=== Your task ===
Below are records; work out how many of their lines hold the string "title" and give that number alone.

=== Record excerpts ===
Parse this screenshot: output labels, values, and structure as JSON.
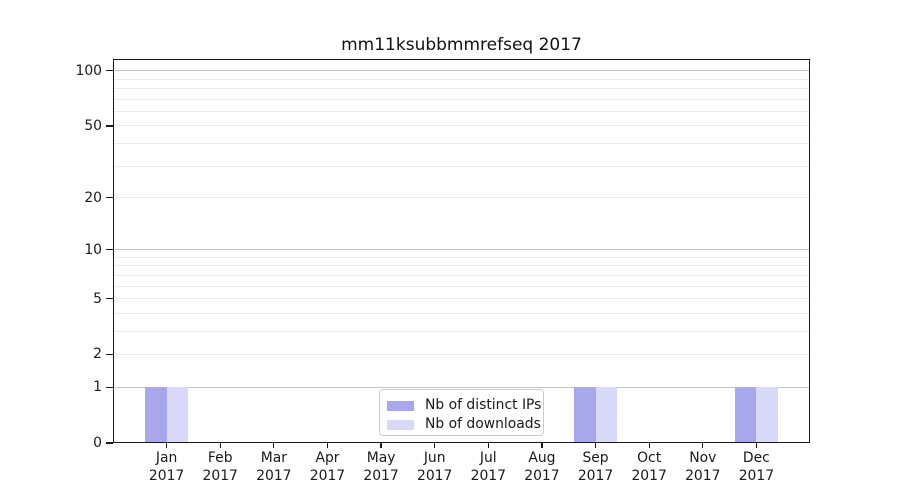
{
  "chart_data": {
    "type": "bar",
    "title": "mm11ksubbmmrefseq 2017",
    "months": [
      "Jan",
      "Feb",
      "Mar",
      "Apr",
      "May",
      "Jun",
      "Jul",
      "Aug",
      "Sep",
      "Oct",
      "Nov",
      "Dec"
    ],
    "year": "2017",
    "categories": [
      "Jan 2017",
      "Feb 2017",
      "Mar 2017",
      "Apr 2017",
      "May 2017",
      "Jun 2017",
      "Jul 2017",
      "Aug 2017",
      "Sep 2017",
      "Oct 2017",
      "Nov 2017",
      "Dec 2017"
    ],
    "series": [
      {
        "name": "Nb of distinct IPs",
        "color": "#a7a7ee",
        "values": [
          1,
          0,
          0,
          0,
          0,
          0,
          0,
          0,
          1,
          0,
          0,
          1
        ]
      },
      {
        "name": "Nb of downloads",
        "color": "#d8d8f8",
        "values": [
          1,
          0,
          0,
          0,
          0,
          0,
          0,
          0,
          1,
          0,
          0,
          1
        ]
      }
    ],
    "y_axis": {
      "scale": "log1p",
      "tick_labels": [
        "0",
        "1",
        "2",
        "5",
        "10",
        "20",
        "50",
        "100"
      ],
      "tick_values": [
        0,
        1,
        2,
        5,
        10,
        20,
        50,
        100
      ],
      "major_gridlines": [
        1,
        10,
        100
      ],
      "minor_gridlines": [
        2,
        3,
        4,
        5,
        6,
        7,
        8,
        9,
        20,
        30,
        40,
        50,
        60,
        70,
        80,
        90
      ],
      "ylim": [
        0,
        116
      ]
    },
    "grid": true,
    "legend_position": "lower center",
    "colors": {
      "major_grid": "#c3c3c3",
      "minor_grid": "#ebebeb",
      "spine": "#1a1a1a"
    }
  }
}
...
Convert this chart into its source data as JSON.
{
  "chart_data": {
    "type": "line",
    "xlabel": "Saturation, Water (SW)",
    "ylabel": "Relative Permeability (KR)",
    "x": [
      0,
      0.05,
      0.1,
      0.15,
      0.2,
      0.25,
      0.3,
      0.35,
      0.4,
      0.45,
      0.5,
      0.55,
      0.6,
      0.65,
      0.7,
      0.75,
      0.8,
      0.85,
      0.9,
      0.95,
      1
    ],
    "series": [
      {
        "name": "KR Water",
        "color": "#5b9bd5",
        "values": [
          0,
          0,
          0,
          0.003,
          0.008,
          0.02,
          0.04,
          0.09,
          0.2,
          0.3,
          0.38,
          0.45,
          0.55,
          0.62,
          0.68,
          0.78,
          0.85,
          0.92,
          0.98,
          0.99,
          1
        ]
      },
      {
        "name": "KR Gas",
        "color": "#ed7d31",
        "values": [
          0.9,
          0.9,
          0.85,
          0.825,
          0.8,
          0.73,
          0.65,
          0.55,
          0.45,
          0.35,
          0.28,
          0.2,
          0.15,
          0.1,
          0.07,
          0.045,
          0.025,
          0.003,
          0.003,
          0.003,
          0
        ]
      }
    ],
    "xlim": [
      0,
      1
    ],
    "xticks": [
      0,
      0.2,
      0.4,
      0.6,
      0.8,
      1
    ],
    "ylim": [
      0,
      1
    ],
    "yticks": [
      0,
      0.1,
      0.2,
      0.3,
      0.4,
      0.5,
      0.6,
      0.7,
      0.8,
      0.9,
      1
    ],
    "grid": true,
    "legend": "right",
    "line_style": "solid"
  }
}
---
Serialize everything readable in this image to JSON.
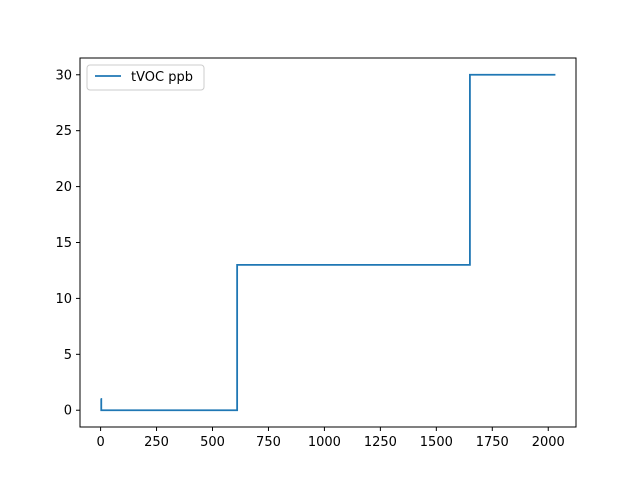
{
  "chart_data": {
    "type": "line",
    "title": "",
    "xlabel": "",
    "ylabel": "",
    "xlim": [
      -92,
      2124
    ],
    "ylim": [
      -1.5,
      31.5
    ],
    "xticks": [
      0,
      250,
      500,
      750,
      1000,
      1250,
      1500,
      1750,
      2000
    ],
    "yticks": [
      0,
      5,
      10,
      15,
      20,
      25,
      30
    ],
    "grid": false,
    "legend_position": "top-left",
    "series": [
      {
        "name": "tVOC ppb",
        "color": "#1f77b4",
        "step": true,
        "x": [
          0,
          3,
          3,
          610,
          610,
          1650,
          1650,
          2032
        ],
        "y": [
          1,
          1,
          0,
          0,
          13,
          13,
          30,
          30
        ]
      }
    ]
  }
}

=== Full output ===
2